Locate the lines that hold the string "siste". Copy every such line.

Dataset rows about figures
[Begin]
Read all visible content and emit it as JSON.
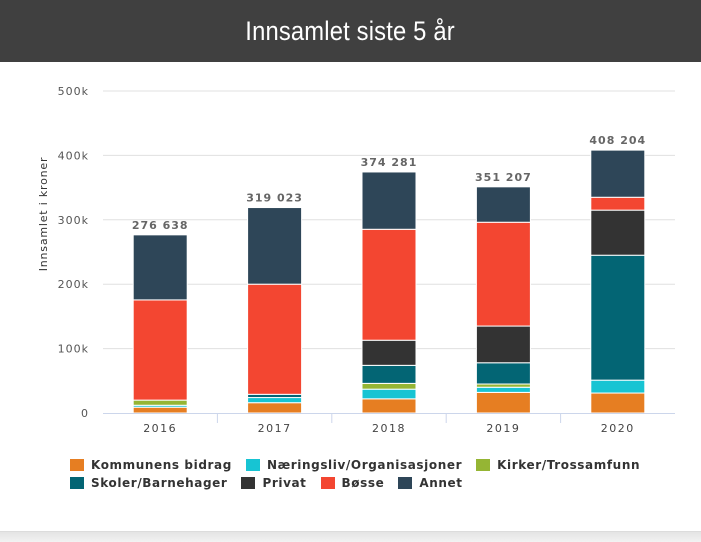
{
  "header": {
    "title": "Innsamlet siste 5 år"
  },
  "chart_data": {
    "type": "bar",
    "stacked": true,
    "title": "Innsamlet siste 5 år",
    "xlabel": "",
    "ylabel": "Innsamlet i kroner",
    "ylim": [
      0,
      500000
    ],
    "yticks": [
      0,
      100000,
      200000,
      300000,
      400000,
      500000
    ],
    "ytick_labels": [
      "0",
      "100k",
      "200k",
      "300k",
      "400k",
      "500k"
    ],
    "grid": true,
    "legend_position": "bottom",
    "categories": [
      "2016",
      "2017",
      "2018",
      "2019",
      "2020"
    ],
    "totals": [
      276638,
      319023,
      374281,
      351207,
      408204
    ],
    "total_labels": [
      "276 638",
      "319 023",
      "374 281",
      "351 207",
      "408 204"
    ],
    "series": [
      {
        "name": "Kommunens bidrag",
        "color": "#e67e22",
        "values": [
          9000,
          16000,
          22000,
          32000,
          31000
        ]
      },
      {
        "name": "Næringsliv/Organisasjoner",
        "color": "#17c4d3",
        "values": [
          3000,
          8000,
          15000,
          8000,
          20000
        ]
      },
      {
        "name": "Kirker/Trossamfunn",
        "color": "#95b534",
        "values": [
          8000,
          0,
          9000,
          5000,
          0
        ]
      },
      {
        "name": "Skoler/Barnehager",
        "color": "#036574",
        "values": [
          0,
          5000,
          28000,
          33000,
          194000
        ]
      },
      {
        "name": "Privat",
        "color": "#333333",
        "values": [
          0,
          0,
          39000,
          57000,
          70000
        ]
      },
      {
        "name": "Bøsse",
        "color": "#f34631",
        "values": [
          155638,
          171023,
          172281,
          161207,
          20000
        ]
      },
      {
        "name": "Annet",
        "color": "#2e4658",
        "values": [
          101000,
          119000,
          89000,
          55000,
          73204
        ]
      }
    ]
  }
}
[End]
[Begin]
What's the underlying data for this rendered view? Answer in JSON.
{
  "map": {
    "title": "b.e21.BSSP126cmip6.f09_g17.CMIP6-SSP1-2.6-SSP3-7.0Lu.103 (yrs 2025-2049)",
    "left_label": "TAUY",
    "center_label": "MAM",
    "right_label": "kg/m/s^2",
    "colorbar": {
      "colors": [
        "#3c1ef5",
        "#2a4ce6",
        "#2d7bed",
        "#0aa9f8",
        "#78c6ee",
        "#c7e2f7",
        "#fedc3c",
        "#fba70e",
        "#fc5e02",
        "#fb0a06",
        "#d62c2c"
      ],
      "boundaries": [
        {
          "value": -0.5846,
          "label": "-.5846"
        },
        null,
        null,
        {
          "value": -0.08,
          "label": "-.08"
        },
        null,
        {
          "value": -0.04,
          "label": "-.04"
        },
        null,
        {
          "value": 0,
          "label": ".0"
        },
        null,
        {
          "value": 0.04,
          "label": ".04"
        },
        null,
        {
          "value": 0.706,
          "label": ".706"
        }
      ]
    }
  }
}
[End]
** Result below **
    "title": "Innsamlet siste 5 år"
    "title": "Innsamlet siste 5 år",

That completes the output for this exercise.